**Work instructions:** Keep every line where the word "ceiling" appears; drop the rest.

Extracted data entries
[START]

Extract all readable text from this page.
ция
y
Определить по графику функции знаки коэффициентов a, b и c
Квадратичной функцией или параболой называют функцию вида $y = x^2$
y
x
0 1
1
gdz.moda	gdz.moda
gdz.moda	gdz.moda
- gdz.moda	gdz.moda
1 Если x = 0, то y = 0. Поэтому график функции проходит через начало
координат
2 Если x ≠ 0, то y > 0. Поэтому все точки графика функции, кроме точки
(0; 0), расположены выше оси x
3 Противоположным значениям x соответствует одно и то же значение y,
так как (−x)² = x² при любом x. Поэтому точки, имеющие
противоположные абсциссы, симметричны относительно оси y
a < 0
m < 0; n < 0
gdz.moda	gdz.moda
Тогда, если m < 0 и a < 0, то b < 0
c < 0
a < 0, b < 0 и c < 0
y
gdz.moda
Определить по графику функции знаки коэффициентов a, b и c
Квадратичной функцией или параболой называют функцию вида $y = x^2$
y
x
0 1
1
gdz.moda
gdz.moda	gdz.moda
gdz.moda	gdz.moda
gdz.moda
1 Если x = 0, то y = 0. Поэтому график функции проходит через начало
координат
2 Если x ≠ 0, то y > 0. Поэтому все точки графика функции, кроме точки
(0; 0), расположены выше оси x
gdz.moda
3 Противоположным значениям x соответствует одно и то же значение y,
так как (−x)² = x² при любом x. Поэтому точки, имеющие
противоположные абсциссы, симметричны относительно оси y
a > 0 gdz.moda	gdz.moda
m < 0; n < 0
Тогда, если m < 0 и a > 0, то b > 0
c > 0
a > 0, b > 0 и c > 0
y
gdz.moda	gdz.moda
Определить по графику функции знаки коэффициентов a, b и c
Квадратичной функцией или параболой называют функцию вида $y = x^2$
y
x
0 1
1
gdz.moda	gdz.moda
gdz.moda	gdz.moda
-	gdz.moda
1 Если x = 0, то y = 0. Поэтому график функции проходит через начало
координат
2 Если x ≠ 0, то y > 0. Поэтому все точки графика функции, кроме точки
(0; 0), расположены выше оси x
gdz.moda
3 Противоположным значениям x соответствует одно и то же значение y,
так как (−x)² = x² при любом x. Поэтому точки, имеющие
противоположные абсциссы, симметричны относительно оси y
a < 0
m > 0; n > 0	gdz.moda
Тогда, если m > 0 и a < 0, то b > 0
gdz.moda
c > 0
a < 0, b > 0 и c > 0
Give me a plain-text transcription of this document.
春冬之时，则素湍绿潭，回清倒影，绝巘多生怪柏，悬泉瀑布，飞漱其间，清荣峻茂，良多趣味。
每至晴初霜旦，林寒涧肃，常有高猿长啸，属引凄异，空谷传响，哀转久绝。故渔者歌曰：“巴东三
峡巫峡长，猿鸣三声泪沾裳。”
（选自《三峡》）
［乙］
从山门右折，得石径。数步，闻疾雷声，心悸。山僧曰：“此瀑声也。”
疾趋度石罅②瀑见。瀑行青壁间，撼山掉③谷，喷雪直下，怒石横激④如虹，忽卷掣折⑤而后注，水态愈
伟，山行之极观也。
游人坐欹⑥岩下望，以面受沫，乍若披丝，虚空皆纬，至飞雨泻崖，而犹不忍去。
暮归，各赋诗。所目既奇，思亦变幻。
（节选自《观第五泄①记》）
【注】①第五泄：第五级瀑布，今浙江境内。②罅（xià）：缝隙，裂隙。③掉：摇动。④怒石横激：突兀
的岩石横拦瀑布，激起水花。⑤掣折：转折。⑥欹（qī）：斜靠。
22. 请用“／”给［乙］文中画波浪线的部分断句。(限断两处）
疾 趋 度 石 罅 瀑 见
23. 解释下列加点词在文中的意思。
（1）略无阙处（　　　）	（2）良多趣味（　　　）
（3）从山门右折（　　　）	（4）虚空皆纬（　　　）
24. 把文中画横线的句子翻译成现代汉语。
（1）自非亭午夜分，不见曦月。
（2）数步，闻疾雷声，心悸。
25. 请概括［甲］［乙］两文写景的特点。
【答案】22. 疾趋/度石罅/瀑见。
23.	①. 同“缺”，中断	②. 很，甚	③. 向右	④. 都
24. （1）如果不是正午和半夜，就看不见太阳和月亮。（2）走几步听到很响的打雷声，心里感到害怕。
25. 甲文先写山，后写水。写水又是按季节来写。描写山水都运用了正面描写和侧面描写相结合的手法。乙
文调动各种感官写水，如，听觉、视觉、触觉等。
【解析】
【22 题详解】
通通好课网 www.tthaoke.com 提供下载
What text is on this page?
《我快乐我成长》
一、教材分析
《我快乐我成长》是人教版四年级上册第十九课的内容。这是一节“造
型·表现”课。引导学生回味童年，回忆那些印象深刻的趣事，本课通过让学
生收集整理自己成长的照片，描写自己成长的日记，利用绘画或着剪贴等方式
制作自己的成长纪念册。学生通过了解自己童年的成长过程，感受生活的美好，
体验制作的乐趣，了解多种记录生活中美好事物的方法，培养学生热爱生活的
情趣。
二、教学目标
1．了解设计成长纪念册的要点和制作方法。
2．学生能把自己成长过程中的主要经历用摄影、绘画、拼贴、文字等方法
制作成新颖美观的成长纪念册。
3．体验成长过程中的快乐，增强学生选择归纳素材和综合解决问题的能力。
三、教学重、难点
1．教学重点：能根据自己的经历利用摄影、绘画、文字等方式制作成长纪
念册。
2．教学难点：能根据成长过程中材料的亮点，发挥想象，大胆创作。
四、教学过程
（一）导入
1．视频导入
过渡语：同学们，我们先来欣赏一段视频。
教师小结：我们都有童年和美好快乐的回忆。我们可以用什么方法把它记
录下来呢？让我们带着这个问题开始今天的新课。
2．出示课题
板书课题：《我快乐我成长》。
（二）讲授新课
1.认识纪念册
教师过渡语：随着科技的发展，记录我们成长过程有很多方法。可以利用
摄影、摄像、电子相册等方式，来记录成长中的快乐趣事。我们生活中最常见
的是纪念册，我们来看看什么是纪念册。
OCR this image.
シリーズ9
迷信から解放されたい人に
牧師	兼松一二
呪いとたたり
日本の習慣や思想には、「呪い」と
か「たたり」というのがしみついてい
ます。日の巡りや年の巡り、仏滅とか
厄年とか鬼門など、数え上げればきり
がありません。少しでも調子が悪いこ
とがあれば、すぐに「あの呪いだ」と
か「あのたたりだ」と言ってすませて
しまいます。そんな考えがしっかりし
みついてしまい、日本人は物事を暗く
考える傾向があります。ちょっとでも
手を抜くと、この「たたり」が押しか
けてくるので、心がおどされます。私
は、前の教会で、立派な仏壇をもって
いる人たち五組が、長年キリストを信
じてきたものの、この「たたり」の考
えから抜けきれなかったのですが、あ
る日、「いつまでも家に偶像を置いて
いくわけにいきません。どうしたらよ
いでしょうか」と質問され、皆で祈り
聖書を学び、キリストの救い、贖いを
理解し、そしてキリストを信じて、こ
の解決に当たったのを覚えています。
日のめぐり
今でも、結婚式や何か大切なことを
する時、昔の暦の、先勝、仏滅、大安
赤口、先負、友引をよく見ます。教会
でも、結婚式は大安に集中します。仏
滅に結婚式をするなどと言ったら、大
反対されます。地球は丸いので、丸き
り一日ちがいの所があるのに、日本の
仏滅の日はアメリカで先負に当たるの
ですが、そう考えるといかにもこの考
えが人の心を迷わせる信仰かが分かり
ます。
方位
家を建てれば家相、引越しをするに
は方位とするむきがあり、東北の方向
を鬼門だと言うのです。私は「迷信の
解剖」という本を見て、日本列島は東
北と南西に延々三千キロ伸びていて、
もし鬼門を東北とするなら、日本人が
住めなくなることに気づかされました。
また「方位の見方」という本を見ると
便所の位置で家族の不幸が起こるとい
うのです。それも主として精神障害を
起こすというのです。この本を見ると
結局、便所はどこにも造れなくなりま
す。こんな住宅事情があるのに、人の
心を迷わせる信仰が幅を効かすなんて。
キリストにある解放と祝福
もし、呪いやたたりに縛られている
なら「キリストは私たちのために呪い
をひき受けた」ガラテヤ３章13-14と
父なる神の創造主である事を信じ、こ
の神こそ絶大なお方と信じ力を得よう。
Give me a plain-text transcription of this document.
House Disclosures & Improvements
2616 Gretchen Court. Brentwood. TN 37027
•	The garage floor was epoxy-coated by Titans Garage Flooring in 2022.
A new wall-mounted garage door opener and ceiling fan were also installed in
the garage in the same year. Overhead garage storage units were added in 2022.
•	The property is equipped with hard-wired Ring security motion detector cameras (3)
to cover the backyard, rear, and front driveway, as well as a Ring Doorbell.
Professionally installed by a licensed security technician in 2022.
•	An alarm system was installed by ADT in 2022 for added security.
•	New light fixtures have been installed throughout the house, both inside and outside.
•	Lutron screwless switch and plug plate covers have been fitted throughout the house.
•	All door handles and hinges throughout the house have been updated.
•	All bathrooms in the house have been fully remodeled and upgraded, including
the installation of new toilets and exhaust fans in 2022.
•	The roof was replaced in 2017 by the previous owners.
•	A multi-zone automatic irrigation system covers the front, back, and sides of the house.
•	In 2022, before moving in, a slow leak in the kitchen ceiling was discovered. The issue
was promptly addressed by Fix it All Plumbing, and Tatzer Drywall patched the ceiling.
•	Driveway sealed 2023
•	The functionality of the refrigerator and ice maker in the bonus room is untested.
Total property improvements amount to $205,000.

[END]

**Exercise solution:**
A new wall-mounted garage door opener and ceiling fan were also installed in
•	In 2022, before moving in, a slow leak in the kitchen ceiling was discovered. The issue
was promptly addressed by Fix it All Plumbing, and Tatzer Drywall patched the ceiling.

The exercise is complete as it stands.